◆ DIRECTIONS
Search the data below for the word "Kisa" and copy each line that holds it.

## START RECORDS SUPPLIED

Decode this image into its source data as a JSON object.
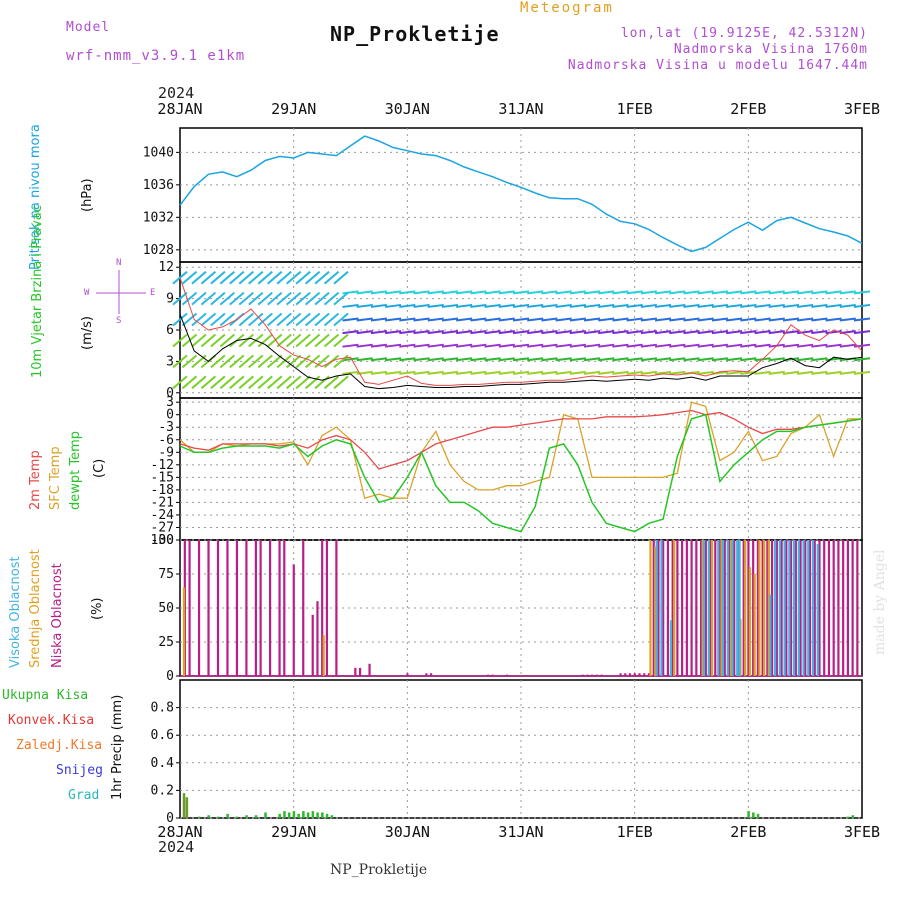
{
  "header": {
    "model_label": "Model",
    "model_name": "wrf-nmm_v3.9.1  e1km",
    "title": "NP_Prokletije",
    "meteogram": "Meteogram",
    "lonlat": "lon,lat (19.9125E, 42.5312N)",
    "elevation": "Nadmorska Visina 1760m",
    "model_elevation": "Nadmorska Visina u modelu 1647.44m",
    "year_top": "2024",
    "year_bottom": "2024",
    "footer": "NP_Prokletije",
    "watermark": "made by Angel"
  },
  "colors": {
    "pressure": "#1aa5e0",
    "temp2m": "#e84848",
    "sfc": "#dba22a",
    "dewpt": "#26c626",
    "high": "#46b4e0",
    "mid": "#e0a020",
    "low": "#b81e88",
    "total": "#2db82d",
    "convective": "#e23a3a",
    "frozen": "#f07a2a",
    "snow": "#3a3ad8",
    "hail": "#2ab8b8"
  },
  "chart_data": [
    {
      "type": "line",
      "panel": "pressure",
      "ylabel_left": "Pritisak na nivou mora",
      "ylabel_right": "(hPa)",
      "x_ticks": [
        "28JAN",
        "29JAN",
        "30JAN",
        "31JAN",
        "1FEB",
        "2FEB",
        "3FEB"
      ],
      "x_range": [
        0,
        144
      ],
      "ylim": [
        1026.5,
        1043
      ],
      "yticks": [
        1028,
        1032,
        1036,
        1040
      ],
      "grid": true,
      "series": [
        {
          "x": [
            0,
            3,
            6,
            9,
            12,
            15,
            18,
            21,
            24,
            27,
            30,
            33,
            36,
            39,
            42,
            45,
            48,
            51,
            54,
            57,
            60,
            63,
            66,
            69,
            72,
            75,
            78,
            81,
            84,
            87,
            90,
            93,
            96,
            99,
            102,
            105,
            108,
            111,
            114,
            117,
            120,
            123,
            126,
            129,
            132,
            135,
            138,
            141,
            144
          ],
          "y": [
            1033.5,
            1035.8,
            1037.3,
            1037.6,
            1037.0,
            1037.8,
            1039.0,
            1039.5,
            1039.3,
            1040.0,
            1039.8,
            1039.6,
            1040.8,
            1042.0,
            1041.4,
            1040.6,
            1040.2,
            1039.8,
            1039.6,
            1039.0,
            1038.2,
            1037.6,
            1037.0,
            1036.3,
            1035.7,
            1035.0,
            1034.4,
            1034.3,
            1034.3,
            1033.6,
            1032.4,
            1031.5,
            1031.2,
            1030.5,
            1029.5,
            1028.6,
            1027.8,
            1028.3,
            1029.4,
            1030.5,
            1031.4,
            1030.4,
            1031.6,
            1032.0,
            1031.3,
            1030.6,
            1030.2,
            1029.7,
            1028.8
          ]
        }
      ]
    },
    {
      "type": "line",
      "panel": "wind",
      "ylabel_left": "10m Vjetar Brzina i Pravac",
      "ylabel_right": "(m/s)",
      "compass": [
        "N",
        "E",
        "S",
        "W"
      ],
      "x_range": [
        0,
        144
      ],
      "ylim": [
        -0.5,
        12.5
      ],
      "yticks": [
        0,
        3,
        6,
        9,
        12
      ],
      "grid": true,
      "series": [
        {
          "name": "",
          "color": "black",
          "x": [
            0,
            3,
            6,
            9,
            12,
            15,
            18,
            21,
            24,
            27,
            30,
            33,
            36,
            39,
            42,
            45,
            48,
            51,
            54,
            57,
            60,
            63,
            66,
            69,
            72,
            75,
            78,
            81,
            84,
            87,
            90,
            93,
            96,
            99,
            102,
            105,
            108,
            111,
            114,
            117,
            120,
            123,
            126,
            129,
            132,
            135,
            138,
            141,
            144
          ],
          "y": [
            7.5,
            4.0,
            3.0,
            4.2,
            5.0,
            5.2,
            4.6,
            3.5,
            2.5,
            1.5,
            1.2,
            1.6,
            1.8,
            0.6,
            0.4,
            0.5,
            0.7,
            0.6,
            0.5,
            0.5,
            0.6,
            0.6,
            0.7,
            0.8,
            0.8,
            0.9,
            1.0,
            1.0,
            1.1,
            1.2,
            1.1,
            1.2,
            1.3,
            1.2,
            1.4,
            1.3,
            1.5,
            1.2,
            1.6,
            1.6,
            1.6,
            2.4,
            2.8,
            3.3,
            2.6,
            2.4,
            3.4,
            3.2,
            3.4
          ]
        },
        {
          "name": "",
          "color": "#e84848",
          "x": [
            0,
            3,
            6,
            9,
            12,
            15,
            18,
            21,
            24,
            27,
            30,
            33,
            36,
            39,
            42,
            45,
            48,
            51,
            54,
            57,
            60,
            63,
            66,
            69,
            72,
            75,
            78,
            81,
            84,
            87,
            90,
            93,
            96,
            99,
            102,
            105,
            108,
            111,
            114,
            117,
            120,
            123,
            126,
            129,
            132,
            135,
            138,
            141,
            144
          ],
          "y": [
            11.0,
            7.0,
            6.0,
            6.3,
            7.0,
            8.0,
            6.5,
            4.5,
            3.6,
            3.2,
            2.5,
            3.2,
            3.4,
            1.0,
            0.8,
            1.2,
            1.6,
            0.9,
            0.7,
            0.7,
            0.8,
            0.8,
            0.9,
            1.0,
            1.0,
            1.1,
            1.2,
            1.2,
            1.4,
            1.6,
            1.5,
            1.6,
            1.7,
            1.6,
            1.8,
            1.7,
            1.9,
            1.6,
            2.0,
            2.1,
            2.0,
            3.2,
            4.5,
            6.5,
            5.5,
            5.0,
            6.0,
            5.5,
            4.0
          ]
        }
      ]
    },
    {
      "type": "line",
      "panel": "temperature",
      "ylabel_left": [
        "2m Temp",
        "SFC Temp",
        "dewpt Temp"
      ],
      "ylabel_right": "(C)",
      "x_range": [
        0,
        144
      ],
      "ylim": [
        -30,
        4
      ],
      "yticks": [
        3,
        0,
        -3,
        -6,
        -9,
        -12,
        -15,
        -18,
        -21,
        -24,
        -27,
        -30
      ],
      "grid": true,
      "series": [
        {
          "name": "2m Temp",
          "x": [
            0,
            3,
            6,
            9,
            12,
            15,
            18,
            21,
            24,
            27,
            30,
            33,
            36,
            39,
            42,
            45,
            48,
            51,
            54,
            57,
            60,
            63,
            66,
            69,
            72,
            75,
            78,
            81,
            84,
            87,
            90,
            93,
            96,
            99,
            102,
            105,
            108,
            111,
            114,
            117,
            120,
            123,
            126,
            129,
            132,
            135,
            138,
            141,
            144
          ],
          "y": [
            -7,
            -8,
            -8.5,
            -7,
            -7,
            -7,
            -7,
            -7.5,
            -7,
            -8,
            -6,
            -5,
            -6,
            -9,
            -13,
            -12,
            -11,
            -9,
            -7,
            -6,
            -5,
            -4,
            -3,
            -3,
            -2.5,
            -2,
            -1.5,
            -1,
            -1,
            -1,
            -0.5,
            -0.5,
            -0.5,
            -0.3,
            0,
            0.5,
            1,
            0,
            0.5,
            -1,
            -3,
            -4.5,
            -3.5,
            -3.5,
            -3,
            -2.5,
            -2,
            -1.5,
            -1
          ]
        },
        {
          "name": "SFC Temp",
          "x": [
            0,
            3,
            6,
            9,
            12,
            15,
            18,
            21,
            24,
            27,
            30,
            33,
            36,
            39,
            42,
            45,
            48,
            51,
            54,
            57,
            60,
            63,
            66,
            69,
            72,
            75,
            78,
            81,
            84,
            87,
            90,
            93,
            96,
            99,
            102,
            105,
            108,
            111,
            114,
            117,
            120,
            123,
            126,
            129,
            132,
            135,
            138,
            141,
            144
          ],
          "y": [
            -6,
            -9,
            -9,
            -7,
            -7.5,
            -7,
            -7,
            -7,
            -6.5,
            -12,
            -5,
            -3,
            -6,
            -20,
            -19,
            -20,
            -20,
            -9,
            -4,
            -12,
            -16,
            -18,
            -18,
            -17,
            -17,
            -16,
            -15,
            0,
            -1,
            -15,
            -15,
            -15,
            -15,
            -15,
            -15,
            -14,
            3,
            2,
            -11,
            -9,
            -4,
            -11,
            -10,
            -4.5,
            -3,
            0,
            -10,
            -1,
            -1
          ]
        },
        {
          "name": "dewpt Temp",
          "x": [
            0,
            3,
            6,
            9,
            12,
            15,
            18,
            21,
            24,
            27,
            30,
            33,
            36,
            39,
            42,
            45,
            48,
            51,
            54,
            57,
            60,
            63,
            66,
            69,
            72,
            75,
            78,
            81,
            84,
            87,
            90,
            93,
            96,
            99,
            102,
            105,
            108,
            111,
            114,
            117,
            120,
            123,
            126,
            129,
            132,
            135,
            138,
            141,
            144
          ],
          "y": [
            -7.5,
            -9,
            -9,
            -8,
            -7.5,
            -7.5,
            -7.5,
            -8,
            -7,
            -10,
            -7.5,
            -6,
            -7,
            -15,
            -21,
            -20,
            -15,
            -9,
            -17,
            -21,
            -21,
            -23,
            -26,
            -27,
            -28,
            -22,
            -8,
            -7,
            -12,
            -21,
            -26,
            -27,
            -28,
            -26,
            -25,
            -10,
            -1,
            0,
            -16,
            -12,
            -9,
            -6,
            -4,
            -4,
            -3,
            -2.5,
            -2,
            -1.5,
            -1
          ]
        }
      ]
    },
    {
      "type": "bar",
      "panel": "clouds",
      "ylabel_left": [
        "Visoka Oblacnost",
        "Srednja Oblacnost",
        "Niska Oblacnost"
      ],
      "ylabel_right": "(%)",
      "x_range": [
        0,
        144
      ],
      "ylim": [
        0,
        100
      ],
      "yticks": [
        0,
        25,
        50,
        75,
        100
      ],
      "grid": true,
      "series": [
        {
          "name": "Niska Oblacnost",
          "x": [
            1,
            2,
            4,
            6,
            8,
            10,
            12,
            14,
            16,
            17,
            19,
            21,
            22,
            24,
            26,
            28,
            29,
            30,
            31,
            33,
            37,
            38,
            40,
            48,
            52,
            53,
            65,
            66,
            69,
            85,
            86,
            87,
            88,
            89,
            93,
            94,
            95,
            96,
            97,
            98,
            99,
            100,
            101,
            102,
            103,
            104,
            105,
            106,
            107,
            108,
            109,
            110,
            111,
            112,
            113,
            114,
            115,
            116,
            117,
            118,
            119,
            120,
            121,
            122,
            123,
            124,
            125,
            126,
            127,
            128,
            129,
            130,
            131,
            132,
            133,
            134,
            135,
            136,
            137,
            138,
            139,
            140,
            141,
            142,
            143
          ],
          "y": [
            100,
            100,
            100,
            100,
            100,
            100,
            100,
            100,
            100,
            100,
            100,
            100,
            100,
            82,
            100,
            45,
            55,
            100,
            100,
            100,
            6,
            6,
            9,
            2,
            2,
            2,
            1,
            1,
            1,
            1,
            1,
            1,
            1,
            1,
            2,
            2,
            2,
            2,
            2,
            2,
            2,
            100,
            100,
            100,
            100,
            100,
            100,
            100,
            100,
            100,
            100,
            100,
            100,
            100,
            100,
            100,
            100,
            100,
            100,
            100,
            100,
            100,
            100,
            100,
            100,
            100,
            100,
            100,
            100,
            100,
            100,
            100,
            100,
            100,
            100,
            100,
            100,
            100,
            100,
            100,
            100,
            100,
            100,
            100,
            100
          ]
        },
        {
          "name": "Srednja Oblacnost",
          "x": [
            0.5,
            30,
            99,
            100,
            104,
            110,
            112,
            114,
            116,
            118,
            119,
            120,
            121,
            122,
            123,
            124
          ],
          "y": [
            65,
            30,
            100,
            95,
            100,
            100,
            100,
            100,
            100,
            42,
            100,
            80,
            75,
            100,
            100,
            100
          ]
        },
        {
          "name": "Visoka Oblacnost",
          "x": [
            100,
            101,
            103,
            110,
            111,
            113,
            114,
            115,
            116,
            117,
            117.5,
            124,
            125,
            126,
            127,
            128,
            129,
            130,
            131,
            132,
            133,
            134
          ],
          "y": [
            100,
            100,
            41,
            100,
            100,
            100,
            100,
            100,
            100,
            100,
            100,
            60,
            100,
            100,
            100,
            100,
            100,
            100,
            100,
            100,
            100,
            97
          ]
        }
      ]
    },
    {
      "type": "bar",
      "panel": "precip",
      "ylabel_left": [
        "Ukupna Kisa",
        "Konvek.Kisa",
        "Zaledj.Kisa",
        "Snijeg",
        "Grad"
      ],
      "ylabel_right": "1hr Precip (mm)",
      "x_range": [
        0,
        144
      ],
      "ylim": [
        0,
        1.0
      ],
      "yticks": [
        0,
        0.2,
        0.4,
        0.6,
        0.8
      ],
      "grid": true,
      "series": [
        {
          "name": "Ukupna Kisa",
          "x": [
            0.8,
            1.4,
            4,
            6,
            8,
            10,
            12,
            14,
            16,
            18,
            21,
            22,
            23,
            24,
            25,
            26,
            27,
            28,
            29,
            30,
            31,
            32,
            120,
            121,
            122,
            141,
            142
          ],
          "y": [
            0.18,
            0.15,
            0.01,
            0.02,
            0.01,
            0.03,
            0.01,
            0.02,
            0.02,
            0.04,
            0.03,
            0.05,
            0.04,
            0.05,
            0.03,
            0.05,
            0.04,
            0.05,
            0.04,
            0.04,
            0.03,
            0.02,
            0.05,
            0.04,
            0.03,
            0.01,
            0.02
          ]
        }
      ]
    }
  ]
}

## END RECORDS SUPPLIED

◆ EXERCISE ANSWER
        "Ukupna Kisa",
        "Konvek.Kisa",
        "Zaledj.Kisa",
          "name": "Ukupna Kisa",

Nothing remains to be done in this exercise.